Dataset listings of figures
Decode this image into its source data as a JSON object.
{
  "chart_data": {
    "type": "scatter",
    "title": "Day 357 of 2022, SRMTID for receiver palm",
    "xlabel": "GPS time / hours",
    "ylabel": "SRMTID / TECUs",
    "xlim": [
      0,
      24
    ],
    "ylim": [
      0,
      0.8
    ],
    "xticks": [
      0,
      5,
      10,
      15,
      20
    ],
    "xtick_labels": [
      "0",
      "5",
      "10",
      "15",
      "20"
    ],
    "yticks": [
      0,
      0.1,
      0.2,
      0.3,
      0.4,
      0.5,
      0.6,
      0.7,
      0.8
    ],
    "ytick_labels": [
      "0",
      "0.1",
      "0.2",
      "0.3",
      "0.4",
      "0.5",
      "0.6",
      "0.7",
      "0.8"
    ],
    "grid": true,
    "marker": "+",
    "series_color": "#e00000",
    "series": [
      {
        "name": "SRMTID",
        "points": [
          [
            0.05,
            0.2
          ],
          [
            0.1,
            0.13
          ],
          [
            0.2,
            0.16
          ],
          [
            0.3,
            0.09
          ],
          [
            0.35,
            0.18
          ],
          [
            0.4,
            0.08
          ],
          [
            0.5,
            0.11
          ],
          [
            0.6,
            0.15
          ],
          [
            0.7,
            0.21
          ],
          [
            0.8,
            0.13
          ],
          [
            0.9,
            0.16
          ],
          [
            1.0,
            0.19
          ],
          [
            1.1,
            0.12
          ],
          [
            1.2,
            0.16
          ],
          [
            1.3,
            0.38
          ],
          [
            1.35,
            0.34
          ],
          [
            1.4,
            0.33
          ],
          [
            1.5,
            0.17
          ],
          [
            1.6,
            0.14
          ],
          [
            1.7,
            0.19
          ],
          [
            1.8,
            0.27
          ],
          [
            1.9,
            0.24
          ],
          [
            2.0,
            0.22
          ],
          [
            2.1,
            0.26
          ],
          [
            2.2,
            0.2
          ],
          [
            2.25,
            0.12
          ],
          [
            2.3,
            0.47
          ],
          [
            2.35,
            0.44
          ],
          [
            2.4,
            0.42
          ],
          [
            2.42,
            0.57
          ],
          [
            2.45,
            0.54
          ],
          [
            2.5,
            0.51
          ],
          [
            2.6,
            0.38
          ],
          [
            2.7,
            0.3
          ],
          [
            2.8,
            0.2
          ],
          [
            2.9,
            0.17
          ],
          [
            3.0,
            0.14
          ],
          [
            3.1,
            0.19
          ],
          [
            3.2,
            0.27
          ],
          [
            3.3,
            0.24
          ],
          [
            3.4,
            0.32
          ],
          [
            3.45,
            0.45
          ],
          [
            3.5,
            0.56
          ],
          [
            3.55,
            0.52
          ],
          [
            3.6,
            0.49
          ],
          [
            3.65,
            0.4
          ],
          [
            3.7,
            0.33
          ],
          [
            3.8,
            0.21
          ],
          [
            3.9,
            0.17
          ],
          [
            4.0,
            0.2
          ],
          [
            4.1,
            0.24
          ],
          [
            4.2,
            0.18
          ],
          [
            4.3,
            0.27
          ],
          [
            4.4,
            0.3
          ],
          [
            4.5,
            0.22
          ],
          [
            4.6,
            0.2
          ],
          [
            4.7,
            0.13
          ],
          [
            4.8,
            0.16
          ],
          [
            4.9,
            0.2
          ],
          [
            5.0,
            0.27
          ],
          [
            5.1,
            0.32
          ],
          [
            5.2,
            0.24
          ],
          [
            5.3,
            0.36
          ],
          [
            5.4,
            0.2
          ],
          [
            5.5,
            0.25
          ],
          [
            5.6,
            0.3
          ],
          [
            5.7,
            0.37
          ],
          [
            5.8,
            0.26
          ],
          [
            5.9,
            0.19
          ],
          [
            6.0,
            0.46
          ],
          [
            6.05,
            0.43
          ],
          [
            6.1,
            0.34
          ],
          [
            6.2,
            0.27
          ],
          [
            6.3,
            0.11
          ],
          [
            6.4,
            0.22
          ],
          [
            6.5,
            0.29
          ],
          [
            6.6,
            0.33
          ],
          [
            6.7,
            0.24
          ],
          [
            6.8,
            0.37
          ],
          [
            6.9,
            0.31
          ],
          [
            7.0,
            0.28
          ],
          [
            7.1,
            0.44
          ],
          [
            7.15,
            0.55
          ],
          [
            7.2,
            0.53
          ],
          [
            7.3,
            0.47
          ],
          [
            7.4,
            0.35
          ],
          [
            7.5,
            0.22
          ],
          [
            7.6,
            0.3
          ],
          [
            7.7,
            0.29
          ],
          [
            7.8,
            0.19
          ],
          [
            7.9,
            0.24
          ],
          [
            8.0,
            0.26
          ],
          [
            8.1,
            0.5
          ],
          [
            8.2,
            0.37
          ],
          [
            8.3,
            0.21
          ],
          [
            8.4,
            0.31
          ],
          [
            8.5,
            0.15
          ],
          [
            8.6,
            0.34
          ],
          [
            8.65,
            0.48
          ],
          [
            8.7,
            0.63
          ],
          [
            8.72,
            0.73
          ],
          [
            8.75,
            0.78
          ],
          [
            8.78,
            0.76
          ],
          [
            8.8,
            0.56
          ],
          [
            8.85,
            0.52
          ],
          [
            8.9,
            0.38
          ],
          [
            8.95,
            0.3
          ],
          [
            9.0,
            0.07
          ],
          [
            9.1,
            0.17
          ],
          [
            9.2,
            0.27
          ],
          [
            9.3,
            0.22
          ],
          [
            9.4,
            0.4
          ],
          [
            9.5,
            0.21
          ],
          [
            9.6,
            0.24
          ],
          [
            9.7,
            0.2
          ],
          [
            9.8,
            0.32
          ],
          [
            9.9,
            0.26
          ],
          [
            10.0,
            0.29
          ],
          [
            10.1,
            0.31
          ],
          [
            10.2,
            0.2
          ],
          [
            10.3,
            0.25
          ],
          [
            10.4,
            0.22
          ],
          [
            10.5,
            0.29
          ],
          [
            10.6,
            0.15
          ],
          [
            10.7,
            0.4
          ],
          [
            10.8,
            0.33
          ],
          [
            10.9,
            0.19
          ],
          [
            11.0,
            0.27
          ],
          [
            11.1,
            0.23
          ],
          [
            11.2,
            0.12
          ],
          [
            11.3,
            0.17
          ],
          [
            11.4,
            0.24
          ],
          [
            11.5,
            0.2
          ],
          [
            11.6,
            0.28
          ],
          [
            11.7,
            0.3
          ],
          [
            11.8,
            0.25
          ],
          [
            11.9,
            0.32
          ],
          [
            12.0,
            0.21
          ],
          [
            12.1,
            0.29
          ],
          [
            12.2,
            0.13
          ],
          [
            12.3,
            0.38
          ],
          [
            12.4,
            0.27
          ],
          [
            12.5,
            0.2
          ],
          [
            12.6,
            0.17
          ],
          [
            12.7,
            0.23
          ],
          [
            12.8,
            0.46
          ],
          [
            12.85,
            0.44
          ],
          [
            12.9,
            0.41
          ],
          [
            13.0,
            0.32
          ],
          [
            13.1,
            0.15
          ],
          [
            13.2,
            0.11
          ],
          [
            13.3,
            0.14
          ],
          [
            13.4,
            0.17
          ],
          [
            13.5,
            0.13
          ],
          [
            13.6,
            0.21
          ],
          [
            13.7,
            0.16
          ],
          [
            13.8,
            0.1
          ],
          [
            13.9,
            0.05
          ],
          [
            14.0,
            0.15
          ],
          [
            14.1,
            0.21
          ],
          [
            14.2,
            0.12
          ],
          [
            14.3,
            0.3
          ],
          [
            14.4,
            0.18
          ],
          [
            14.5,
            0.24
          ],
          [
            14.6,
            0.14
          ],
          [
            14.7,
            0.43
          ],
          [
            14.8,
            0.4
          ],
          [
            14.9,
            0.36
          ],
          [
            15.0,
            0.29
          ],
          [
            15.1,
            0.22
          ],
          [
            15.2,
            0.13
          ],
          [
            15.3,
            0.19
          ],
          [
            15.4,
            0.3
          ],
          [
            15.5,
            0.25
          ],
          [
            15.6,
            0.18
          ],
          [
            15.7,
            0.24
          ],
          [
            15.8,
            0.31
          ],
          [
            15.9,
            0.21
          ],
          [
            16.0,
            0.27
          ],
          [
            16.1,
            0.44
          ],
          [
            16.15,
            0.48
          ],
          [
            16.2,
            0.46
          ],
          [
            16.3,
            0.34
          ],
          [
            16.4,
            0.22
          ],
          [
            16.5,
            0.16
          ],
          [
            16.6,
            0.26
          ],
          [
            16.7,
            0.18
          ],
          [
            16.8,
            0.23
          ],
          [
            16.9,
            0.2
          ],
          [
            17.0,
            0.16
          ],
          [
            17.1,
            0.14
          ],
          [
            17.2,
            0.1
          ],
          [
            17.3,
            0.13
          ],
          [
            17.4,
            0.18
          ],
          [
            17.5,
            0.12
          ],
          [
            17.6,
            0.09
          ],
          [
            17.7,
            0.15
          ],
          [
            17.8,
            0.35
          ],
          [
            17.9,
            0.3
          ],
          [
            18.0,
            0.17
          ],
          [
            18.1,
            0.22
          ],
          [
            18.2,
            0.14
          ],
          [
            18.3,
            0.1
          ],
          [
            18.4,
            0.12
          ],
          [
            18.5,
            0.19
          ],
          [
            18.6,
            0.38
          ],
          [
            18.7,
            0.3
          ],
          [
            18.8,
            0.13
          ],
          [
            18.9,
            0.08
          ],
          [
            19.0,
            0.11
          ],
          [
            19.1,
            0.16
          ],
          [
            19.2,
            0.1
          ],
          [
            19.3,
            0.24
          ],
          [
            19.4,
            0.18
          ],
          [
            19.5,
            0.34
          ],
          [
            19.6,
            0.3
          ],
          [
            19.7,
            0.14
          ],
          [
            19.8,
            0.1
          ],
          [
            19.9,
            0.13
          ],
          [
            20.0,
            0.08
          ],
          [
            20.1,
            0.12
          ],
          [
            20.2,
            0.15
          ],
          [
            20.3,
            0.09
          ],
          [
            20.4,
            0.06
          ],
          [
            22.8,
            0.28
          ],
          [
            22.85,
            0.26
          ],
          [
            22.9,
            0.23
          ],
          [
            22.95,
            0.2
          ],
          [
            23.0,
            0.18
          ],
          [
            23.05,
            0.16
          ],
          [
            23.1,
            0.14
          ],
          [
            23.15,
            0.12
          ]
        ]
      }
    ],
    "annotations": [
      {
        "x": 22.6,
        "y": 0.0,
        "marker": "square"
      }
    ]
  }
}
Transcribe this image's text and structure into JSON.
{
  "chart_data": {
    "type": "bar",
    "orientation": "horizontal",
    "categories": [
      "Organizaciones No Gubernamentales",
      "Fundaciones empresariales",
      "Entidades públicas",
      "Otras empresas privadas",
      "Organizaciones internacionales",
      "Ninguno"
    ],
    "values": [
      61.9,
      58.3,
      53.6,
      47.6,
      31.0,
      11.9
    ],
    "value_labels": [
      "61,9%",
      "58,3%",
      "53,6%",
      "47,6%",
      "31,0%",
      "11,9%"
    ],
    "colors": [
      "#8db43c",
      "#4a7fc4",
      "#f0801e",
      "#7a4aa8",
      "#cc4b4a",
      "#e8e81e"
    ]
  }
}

Exercise prompt: Each line from the one containing "Transcribe this image's" through the end of the entries, both included, is to be returned exactly, with no other lines.

Complete response:
Transcribe this image's text and structure into JSON.
{
  "chart_data": {
    "type": "bar",
    "orientation": "horizontal",
    "categories": [
      "Organizaciones No Gubernamentales",
      "Fundaciones empresariales",
      "Entidades públicas",
      "Otras empresas privadas",
      "Organizaciones internacionales",
      "Ninguno"
    ],
    "values": [
      61.9,
      58.3,
      53.6,
      47.6,
      31.0,
      11.9
    ],
    "value_labels": [
      "61,9%",
      "58,3%",
      "53,6%",
      "47,6%",
      "31,0%",
      "11,9%"
    ],
    "colors": [
      "#8db43c",
      "#4a7fc4",
      "#f0801e",
      "#7a4aa8",
      "#cc4b4a",
      "#e8e81e"
    ]
  }
}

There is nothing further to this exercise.